GOAL OF THE EXERCISE » From the forum thread about Polly and Azure Cosmos DB, list every service named in the quoted idea that begins "architect a common set of Policies".

I need to ponder it for a while and try some ideas over a cup of tea ... ;-)

@mcquiggd
Copy link
Author

24 hours is a long time in technology - now we have Azure Cosmos DB... 🥇

From the documentation:

If you have more than one client cumulatively operating above the request rate, the default retry behavior may not suffice, and the client will throw a DocumentClientException with status code 429 to the application. In cases such as this, you may consider handling retry behavior and logic in your application's error handling routines or increasing the reserved throughput for the container.

Having looked at the DocumentClient source code, I am currently testing an approach that disables the built-in retries, and uses Polly instead. Will report back if I make progress.

@reisenberger
Copy link
Member

reisenberger commented May 10, 2017

Thanks for the thoughtful commentary @mcquiggd ^^ (two up). Agree on all counts!

Re your point 3 - wrapping a bunch of policies around a call as a small abstraction - check out Polly's PolicyWrap (if not already seen it), designed for exactly this purpose. We also provide guidelines on ordering the policies within a wrap, although PolicyWrap is intentionally fully flexible, so any ordering can be used.

+1 to your idea of:

architect a common set of Policies and patterns for handling errors -
be they Blob Storage, Azure Search, DocumentDB, DynamoDB, ElasticSearch.

We would love to hear more about this later, if grows and you would like to share. We would love to eg blog/guest-blog about it, or share samples perhaps (duly credited) via a Polly.Contrib. (Contact me on Polly slack later if u want to discuss.)

MATERIAL »
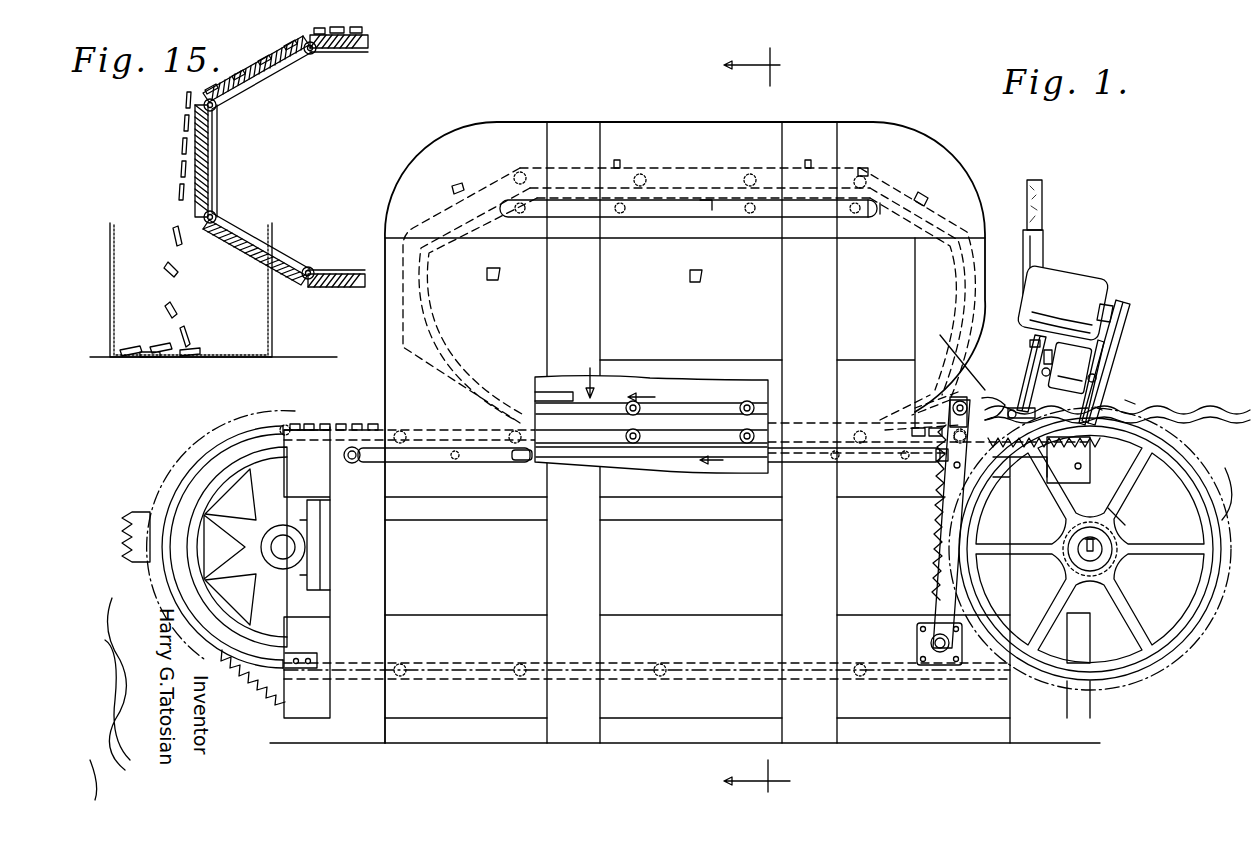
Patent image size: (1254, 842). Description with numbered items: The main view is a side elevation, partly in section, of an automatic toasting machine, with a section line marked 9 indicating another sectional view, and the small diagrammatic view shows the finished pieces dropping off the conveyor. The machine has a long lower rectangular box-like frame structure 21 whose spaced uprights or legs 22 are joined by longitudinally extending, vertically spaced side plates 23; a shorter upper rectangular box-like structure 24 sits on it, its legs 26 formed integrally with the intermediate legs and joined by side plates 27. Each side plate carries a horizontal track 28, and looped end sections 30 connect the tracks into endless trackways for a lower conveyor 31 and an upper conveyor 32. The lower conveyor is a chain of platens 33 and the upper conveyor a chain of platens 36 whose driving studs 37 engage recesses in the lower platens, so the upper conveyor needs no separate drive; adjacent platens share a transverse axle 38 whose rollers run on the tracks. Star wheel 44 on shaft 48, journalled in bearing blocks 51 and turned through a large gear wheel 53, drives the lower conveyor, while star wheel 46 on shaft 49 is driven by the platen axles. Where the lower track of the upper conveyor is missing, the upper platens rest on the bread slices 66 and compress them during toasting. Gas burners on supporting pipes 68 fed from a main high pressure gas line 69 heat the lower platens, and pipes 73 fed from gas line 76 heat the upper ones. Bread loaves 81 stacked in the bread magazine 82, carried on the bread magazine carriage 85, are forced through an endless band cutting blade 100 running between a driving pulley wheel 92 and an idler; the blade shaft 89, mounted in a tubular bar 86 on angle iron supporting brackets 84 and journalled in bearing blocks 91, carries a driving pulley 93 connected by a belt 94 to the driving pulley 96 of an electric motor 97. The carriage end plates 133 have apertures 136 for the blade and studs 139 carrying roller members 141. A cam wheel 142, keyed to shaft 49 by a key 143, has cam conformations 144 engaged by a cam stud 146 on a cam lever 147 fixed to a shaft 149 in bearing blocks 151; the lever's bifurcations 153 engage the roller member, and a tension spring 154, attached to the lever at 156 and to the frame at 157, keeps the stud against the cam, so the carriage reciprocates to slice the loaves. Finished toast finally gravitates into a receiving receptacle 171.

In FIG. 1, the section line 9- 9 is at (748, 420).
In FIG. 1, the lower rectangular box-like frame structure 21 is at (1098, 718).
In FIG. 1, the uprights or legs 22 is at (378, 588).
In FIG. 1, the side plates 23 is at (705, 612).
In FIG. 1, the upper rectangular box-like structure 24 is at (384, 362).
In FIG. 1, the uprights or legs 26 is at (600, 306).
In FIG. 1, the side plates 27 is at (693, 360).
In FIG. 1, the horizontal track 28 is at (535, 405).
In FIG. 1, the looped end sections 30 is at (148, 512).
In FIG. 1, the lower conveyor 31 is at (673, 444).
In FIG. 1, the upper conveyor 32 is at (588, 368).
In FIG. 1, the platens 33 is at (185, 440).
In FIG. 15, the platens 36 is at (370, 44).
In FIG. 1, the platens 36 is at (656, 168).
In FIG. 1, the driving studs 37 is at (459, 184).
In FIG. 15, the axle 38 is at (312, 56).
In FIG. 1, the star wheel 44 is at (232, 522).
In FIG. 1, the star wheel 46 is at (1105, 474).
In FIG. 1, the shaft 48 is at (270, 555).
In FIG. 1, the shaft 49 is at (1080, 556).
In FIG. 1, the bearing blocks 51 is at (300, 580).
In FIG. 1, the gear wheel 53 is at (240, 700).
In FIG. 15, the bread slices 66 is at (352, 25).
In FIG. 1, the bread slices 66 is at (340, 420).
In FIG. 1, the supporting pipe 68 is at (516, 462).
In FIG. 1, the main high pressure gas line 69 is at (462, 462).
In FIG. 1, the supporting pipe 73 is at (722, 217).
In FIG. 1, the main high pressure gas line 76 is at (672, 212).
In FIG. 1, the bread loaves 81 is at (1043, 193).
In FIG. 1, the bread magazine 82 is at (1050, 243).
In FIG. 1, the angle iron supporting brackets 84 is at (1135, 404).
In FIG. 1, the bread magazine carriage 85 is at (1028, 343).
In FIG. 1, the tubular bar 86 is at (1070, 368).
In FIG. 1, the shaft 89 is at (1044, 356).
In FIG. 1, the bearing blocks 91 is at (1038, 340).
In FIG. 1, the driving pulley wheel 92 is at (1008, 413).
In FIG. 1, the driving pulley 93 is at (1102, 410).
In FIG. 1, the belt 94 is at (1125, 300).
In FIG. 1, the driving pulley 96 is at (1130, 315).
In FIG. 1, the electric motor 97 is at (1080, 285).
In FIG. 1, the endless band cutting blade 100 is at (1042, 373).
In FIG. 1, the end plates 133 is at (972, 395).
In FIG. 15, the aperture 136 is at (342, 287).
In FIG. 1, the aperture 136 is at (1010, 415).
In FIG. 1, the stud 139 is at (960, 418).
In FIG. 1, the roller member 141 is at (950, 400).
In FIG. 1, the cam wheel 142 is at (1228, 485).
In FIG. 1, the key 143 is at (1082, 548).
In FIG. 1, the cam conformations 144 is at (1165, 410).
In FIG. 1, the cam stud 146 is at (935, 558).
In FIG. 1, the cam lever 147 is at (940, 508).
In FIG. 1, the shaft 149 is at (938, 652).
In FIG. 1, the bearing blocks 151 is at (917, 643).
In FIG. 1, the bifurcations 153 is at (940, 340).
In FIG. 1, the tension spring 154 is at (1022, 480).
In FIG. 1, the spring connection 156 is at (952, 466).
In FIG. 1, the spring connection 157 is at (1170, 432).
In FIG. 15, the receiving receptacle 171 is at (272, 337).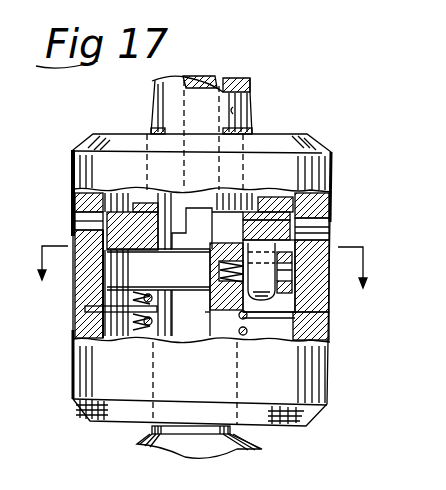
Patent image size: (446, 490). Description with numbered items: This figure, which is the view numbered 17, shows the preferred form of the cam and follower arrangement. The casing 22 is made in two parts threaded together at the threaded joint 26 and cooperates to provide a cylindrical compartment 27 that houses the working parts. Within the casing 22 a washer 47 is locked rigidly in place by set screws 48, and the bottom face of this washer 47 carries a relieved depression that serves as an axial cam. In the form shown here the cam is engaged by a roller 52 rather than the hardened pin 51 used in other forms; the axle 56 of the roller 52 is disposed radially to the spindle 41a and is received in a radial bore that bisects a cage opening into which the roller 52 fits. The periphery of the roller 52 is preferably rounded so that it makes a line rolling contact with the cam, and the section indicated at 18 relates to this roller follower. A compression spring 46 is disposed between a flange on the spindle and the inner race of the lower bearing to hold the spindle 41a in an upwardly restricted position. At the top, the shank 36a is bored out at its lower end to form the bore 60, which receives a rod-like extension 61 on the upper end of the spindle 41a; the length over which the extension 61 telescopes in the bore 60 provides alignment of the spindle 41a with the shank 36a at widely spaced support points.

THE OUTPUT » Blob Storage, Azure Search, DocumentDB, DynamoDB, ElasticSearch